● Required work
Restate the listing that follows word for word, without its pictures.

● Given data
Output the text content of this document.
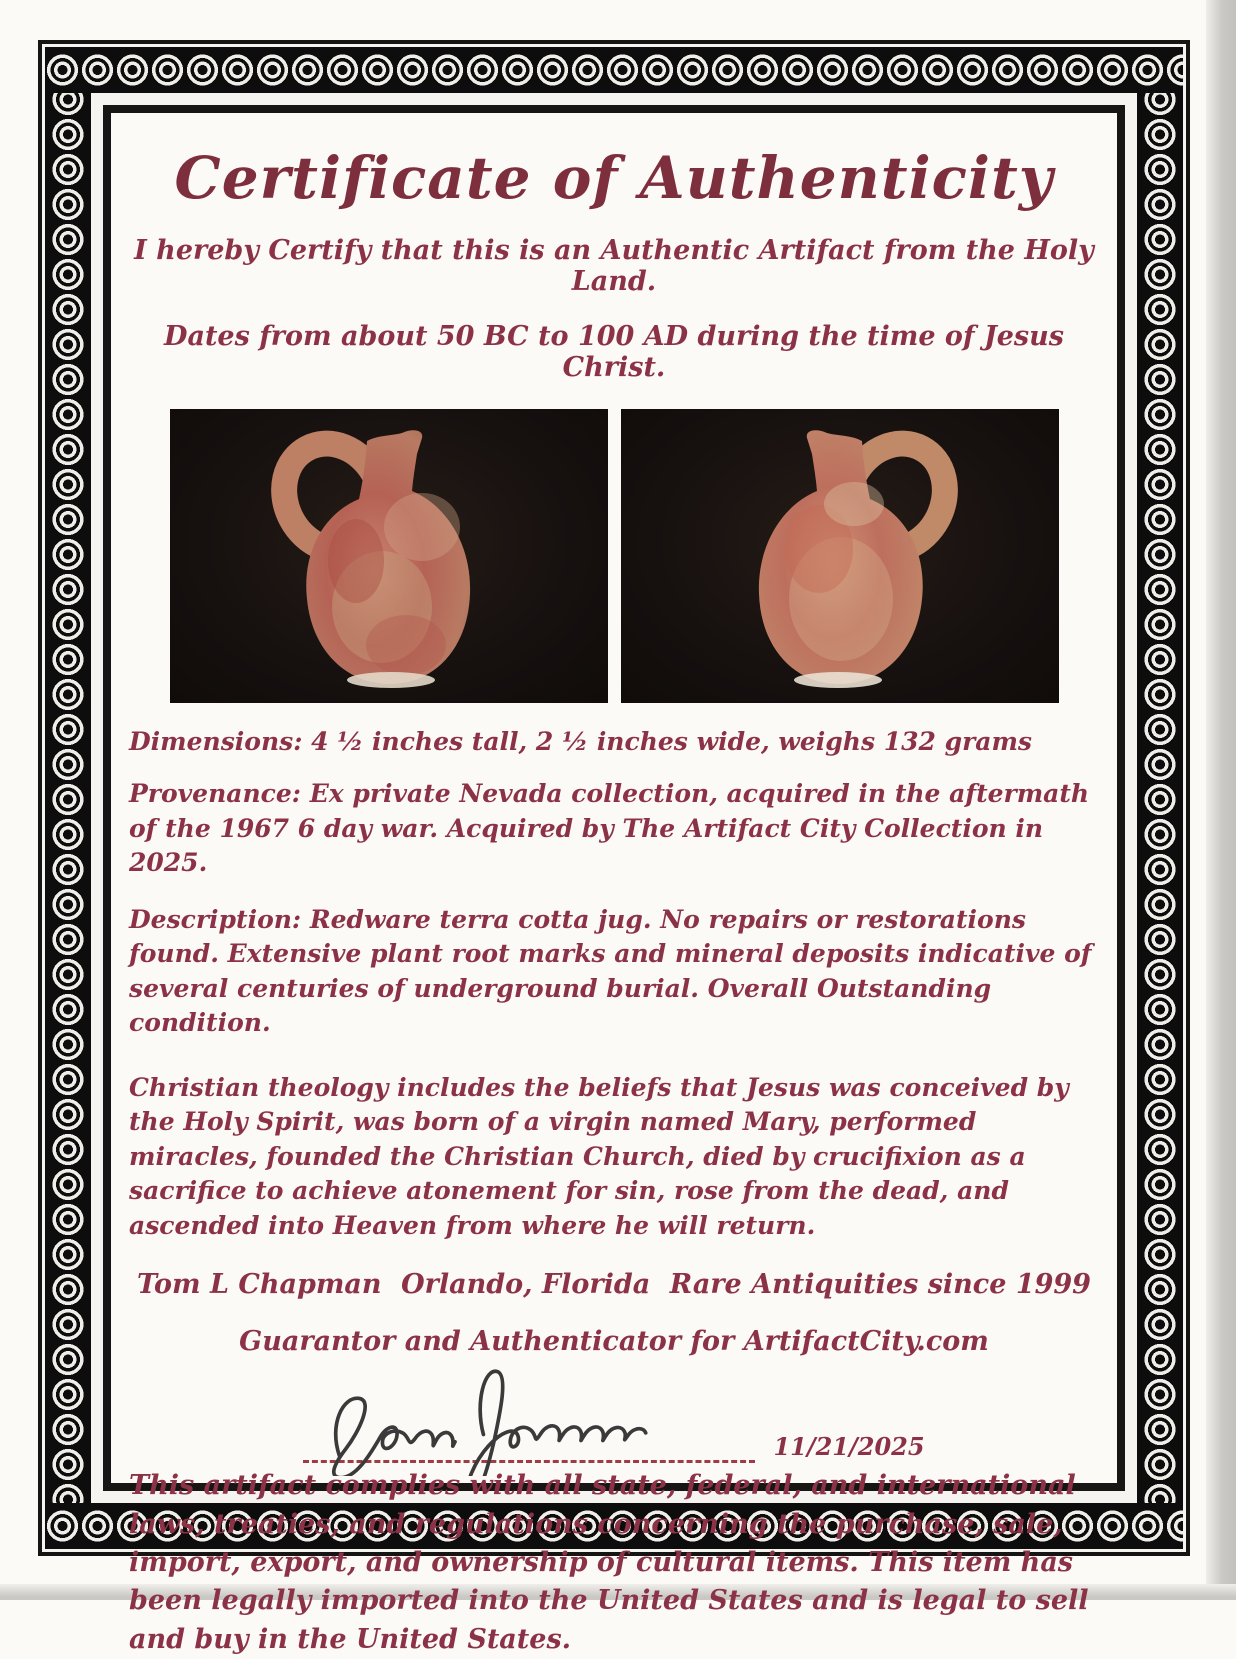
Certificate of Authenticity

I hereby Certify that this is an Authentic Artifact from the Holy Land.

Dates from about 50 BC to 100 AD during the time of Jesus Christ.

Dimensions: 4 ½ inches tall, 2 ½ inches wide, weighs 132 grams

Provenance: Ex private Nevada collection, acquired in the aftermath of the 1967 6 day war. Acquired by The Artifact City Collection in 2025.

Description: Redware terra cotta jug. No repairs or restorations found. Extensive plant root marks and mineral deposits indicative of several centuries of underground burial. Overall Outstanding condition.

Christian theology includes the beliefs that Jesus was conceived by the Holy Spirit, was born of a virgin named Mary, performed miracles, founded the Christian Church, died by crucifixion as a sacrifice to achieve atonement for sin, rose from the dead, and ascended into Heaven from where he will return.

Tom L Chapman Orlando, Florida Rare Antiquities since 1999

Guarantor and Authenticator for ArtifactCity.com

11/21/2025

This artifact complies with all state, federal, and international laws, treaties, and regulations concerning the purchase, sale, import, export, and ownership of cultural items. This item has been legally imported into the United States and is legal to sell and buy in the United States.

● Response to this exercise
Output the text content of this document.
Certificate of Authenticity

I hereby Certify that this is an Authentic Artifact from the Holy Land.

Dates from about 50 BC to 100 AD during the time of Jesus Christ.

Dimensions: 4 ½ inches tall, 2 ½ inches wide, weighs 132 grams

Provenance: Ex private Nevada collection, acquired in the aftermath of the 1967 6 day war. Acquired by The Artifact City Collection in 2025.

Description: Redware terra cotta jug. No repairs or restorations found. Extensive plant root marks and mineral deposits indicative of several centuries of underground burial. Overall Outstanding condition.

Christian theology includes the beliefs that Jesus was conceived by the Holy Spirit, was born of a virgin named Mary, performed miracles, founded the Christian Church, died by crucifixion as a sacrifice to achieve atonement for sin, rose from the dead, and ascended into Heaven from where he will return.

Tom L Chapman Orlando, Florida Rare Antiquities since 1999

Guarantor and Authenticator for ArtifactCity.com

11/21/2025

This artifact complies with all state, federal, and international laws, treaties, and regulations concerning the purchase, sale, import, export, and ownership of cultural items. This item has been legally imported into the United States and is legal to sell and buy in the United States.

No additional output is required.